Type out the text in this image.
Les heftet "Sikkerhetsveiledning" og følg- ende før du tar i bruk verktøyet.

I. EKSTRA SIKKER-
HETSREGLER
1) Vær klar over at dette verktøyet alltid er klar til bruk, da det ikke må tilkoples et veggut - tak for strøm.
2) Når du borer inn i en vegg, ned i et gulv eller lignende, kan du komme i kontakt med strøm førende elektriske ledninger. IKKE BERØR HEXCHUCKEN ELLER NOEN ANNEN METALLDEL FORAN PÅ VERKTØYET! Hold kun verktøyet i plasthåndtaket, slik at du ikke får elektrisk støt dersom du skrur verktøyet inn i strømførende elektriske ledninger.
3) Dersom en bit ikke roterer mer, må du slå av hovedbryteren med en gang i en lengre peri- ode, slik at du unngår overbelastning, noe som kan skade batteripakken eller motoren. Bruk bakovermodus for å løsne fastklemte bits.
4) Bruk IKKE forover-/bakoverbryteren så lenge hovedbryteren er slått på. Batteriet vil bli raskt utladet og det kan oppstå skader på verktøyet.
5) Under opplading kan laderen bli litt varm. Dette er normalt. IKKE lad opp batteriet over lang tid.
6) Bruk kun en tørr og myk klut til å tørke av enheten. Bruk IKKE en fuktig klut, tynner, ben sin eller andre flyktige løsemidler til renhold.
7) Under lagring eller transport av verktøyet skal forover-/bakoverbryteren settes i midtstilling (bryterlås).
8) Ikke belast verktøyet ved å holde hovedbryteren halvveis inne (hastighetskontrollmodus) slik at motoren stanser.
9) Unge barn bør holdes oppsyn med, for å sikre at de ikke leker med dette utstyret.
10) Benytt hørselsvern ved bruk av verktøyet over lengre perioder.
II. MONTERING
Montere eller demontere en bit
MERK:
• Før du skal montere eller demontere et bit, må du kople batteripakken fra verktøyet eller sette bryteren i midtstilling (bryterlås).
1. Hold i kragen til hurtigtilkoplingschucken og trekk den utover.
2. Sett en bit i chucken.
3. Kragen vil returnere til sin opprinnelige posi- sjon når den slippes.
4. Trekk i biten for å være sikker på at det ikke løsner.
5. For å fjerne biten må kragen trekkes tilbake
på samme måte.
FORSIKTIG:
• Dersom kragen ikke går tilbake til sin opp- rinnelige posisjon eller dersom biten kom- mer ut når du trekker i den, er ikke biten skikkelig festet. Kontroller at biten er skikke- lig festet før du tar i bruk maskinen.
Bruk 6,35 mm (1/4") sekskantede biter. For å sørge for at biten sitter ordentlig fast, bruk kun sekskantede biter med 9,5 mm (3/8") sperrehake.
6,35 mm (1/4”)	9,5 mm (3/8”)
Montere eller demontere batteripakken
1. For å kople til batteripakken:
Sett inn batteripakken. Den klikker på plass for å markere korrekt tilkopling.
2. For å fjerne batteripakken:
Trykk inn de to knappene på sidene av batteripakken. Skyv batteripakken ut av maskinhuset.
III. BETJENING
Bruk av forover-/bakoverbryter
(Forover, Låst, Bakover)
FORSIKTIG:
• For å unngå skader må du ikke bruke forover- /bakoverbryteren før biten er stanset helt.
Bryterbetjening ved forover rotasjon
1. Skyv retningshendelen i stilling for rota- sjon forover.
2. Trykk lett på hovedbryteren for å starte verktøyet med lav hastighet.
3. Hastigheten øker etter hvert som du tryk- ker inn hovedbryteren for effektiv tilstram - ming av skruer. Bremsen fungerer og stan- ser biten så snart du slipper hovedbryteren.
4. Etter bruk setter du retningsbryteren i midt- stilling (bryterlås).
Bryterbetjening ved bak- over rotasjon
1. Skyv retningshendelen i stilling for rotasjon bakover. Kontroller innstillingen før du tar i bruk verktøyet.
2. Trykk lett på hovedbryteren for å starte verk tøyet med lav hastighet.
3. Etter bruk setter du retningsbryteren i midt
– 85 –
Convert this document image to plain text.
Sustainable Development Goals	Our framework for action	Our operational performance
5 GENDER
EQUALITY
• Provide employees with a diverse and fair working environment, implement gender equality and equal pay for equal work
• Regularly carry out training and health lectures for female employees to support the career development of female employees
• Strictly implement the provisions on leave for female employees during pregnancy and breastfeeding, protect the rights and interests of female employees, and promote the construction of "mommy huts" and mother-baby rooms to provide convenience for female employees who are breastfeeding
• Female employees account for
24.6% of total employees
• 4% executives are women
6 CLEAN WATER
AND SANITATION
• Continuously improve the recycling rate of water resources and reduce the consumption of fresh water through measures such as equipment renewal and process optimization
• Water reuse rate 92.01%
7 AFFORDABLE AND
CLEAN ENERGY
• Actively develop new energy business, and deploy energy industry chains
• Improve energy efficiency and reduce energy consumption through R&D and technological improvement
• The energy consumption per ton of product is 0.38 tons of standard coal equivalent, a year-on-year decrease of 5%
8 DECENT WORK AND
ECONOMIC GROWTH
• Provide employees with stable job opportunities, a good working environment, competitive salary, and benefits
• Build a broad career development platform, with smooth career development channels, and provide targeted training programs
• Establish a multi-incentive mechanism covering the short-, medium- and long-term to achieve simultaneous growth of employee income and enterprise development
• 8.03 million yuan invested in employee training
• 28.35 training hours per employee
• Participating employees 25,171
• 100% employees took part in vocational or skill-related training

▶ [EXERCISE DETAILS]: Each line must be given again exactly as written above.

▶ [TASK SOLUTION]:
Type out the text in this image.
Les heftet "Sikkerhetsveiledning" og følg- ende før du tar i bruk verktøyet.

I. EKSTRA SIKKER-
HETSREGLER
1) Vær klar over at dette verktøyet alltid er klar til bruk, da det ikke må tilkoples et veggut - tak for strøm.
2) Når du borer inn i en vegg, ned i et gulv eller lignende, kan du komme i kontakt med strøm førende elektriske ledninger. IKKE BERØR HEXCHUCKEN ELLER NOEN ANNEN METALLDEL FORAN PÅ VERKTØYET! Hold kun verktøyet i plasthåndtaket, slik at du ikke får elektrisk støt dersom du skrur verktøyet inn i strømførende elektriske ledninger.
3) Dersom en bit ikke roterer mer, må du slå av hovedbryteren med en gang i en lengre peri- ode, slik at du unngår overbelastning, noe som kan skade batteripakken eller motoren. Bruk bakovermodus for å løsne fastklemte bits.
4) Bruk IKKE forover-/bakoverbryteren så lenge hovedbryteren er slått på. Batteriet vil bli raskt utladet og det kan oppstå skader på verktøyet.
5) Under opplading kan laderen bli litt varm. Dette er normalt. IKKE lad opp batteriet over lang tid.
6) Bruk kun en tørr og myk klut til å tørke av enheten. Bruk IKKE en fuktig klut, tynner, ben sin eller andre flyktige løsemidler til renhold.
7) Under lagring eller transport av verktøyet skal forover-/bakoverbryteren settes i midtstilling (bryterlås).
8) Ikke belast verktøyet ved å holde hovedbryteren halvveis inne (hastighetskontrollmodus) slik at motoren stanser.
9) Unge barn bør holdes oppsyn med, for å sikre at de ikke leker med dette utstyret.
10) Benytt hørselsvern ved bruk av verktøyet over lengre perioder.
II. MONTERING
Montere eller demontere en bit
MERK:
• Før du skal montere eller demontere et bit, må du kople batteripakken fra verktøyet eller sette bryteren i midtstilling (bryterlås).
1. Hold i kragen til hurtigtilkoplingschucken og trekk den utover.
2. Sett en bit i chucken.
3. Kragen vil returnere til sin opprinnelige posi- sjon når den slippes.
4. Trekk i biten for å være sikker på at det ikke løsner.
5. For å fjerne biten må kragen trekkes tilbake
på samme måte.
FORSIKTIG:
• Dersom kragen ikke går tilbake til sin opp- rinnelige posisjon eller dersom biten kom- mer ut når du trekker i den, er ikke biten skikkelig festet. Kontroller at biten er skikke- lig festet før du tar i bruk maskinen.
Bruk 6,35 mm (1/4") sekskantede biter. For å sørge for at biten sitter ordentlig fast, bruk kun sekskantede biter med 9,5 mm (3/8") sperrehake.
6,35 mm (1/4”)	9,5 mm (3/8”)
Montere eller demontere batteripakken
1. For å kople til batteripakken:
Sett inn batteripakken. Den klikker på plass for å markere korrekt tilkopling.
2. For å fjerne batteripakken:
Trykk inn de to knappene på sidene av batteripakken. Skyv batteripakken ut av maskinhuset.
III. BETJENING
Bruk av forover-/bakoverbryter
(Forover, Låst, Bakover)
FORSIKTIG:
• For å unngå skader må du ikke bruke forover- /bakoverbryteren før biten er stanset helt.
Bryterbetjening ved forover rotasjon
1. Skyv retningshendelen i stilling for rota- sjon forover.
2. Trykk lett på hovedbryteren for å starte verktøyet med lav hastighet.
3. Hastigheten øker etter hvert som du tryk- ker inn hovedbryteren for effektiv tilstram - ming av skruer. Bremsen fungerer og stan- ser biten så snart du slipper hovedbryteren.
4. Etter bruk setter du retningsbryteren i midt- stilling (bryterlås).
Bryterbetjening ved bak- over rotasjon
1. Skyv retningshendelen i stilling for rotasjon bakover. Kontroller innstillingen før du tar i bruk verktøyet.
2. Trykk lett på hovedbryteren for å starte verk tøyet med lav hastighet.
3. Etter bruk setter du retningsbryteren i midt
– 85 –
Convert this document image to plain text.
Sustainable Development Goals	Our framework for action	Our operational performance
5 GENDER
EQUALITY
• Provide employees with a diverse and fair working environment, implement gender equality and equal pay for equal work
• Regularly carry out training and health lectures for female employees to support the career development of female employees
• Strictly implement the provisions on leave for female employees during pregnancy and breastfeeding, protect the rights and interests of female employees, and promote the construction of "mommy huts" and mother-baby rooms to provide convenience for female employees who are breastfeeding
• Female employees account for
24.6% of total employees
• 4% executives are women
6 CLEAN WATER
AND SANITATION
• Continuously improve the recycling rate of water resources and reduce the consumption of fresh water through measures such as equipment renewal and process optimization
• Water reuse rate 92.01%
7 AFFORDABLE AND
CLEAN ENERGY
• Actively develop new energy business, and deploy energy industry chains
• Improve energy efficiency and reduce energy consumption through R&D and technological improvement
• The energy consumption per ton of product is 0.38 tons of standard coal equivalent, a year-on-year decrease of 5%
8 DECENT WORK AND
ECONOMIC GROWTH
• Provide employees with stable job opportunities, a good working environment, competitive salary, and benefits
• Build a broad career development platform, with smooth career development channels, and provide targeted training programs
• Establish a multi-incentive mechanism covering the short-, medium- and long-term to achieve simultaneous growth of employee income and enterprise development
• 8.03 million yuan invested in employee training
• 28.35 training hours per employee
• Participating employees 25,171
• 100% employees took part in vocational or skill-related training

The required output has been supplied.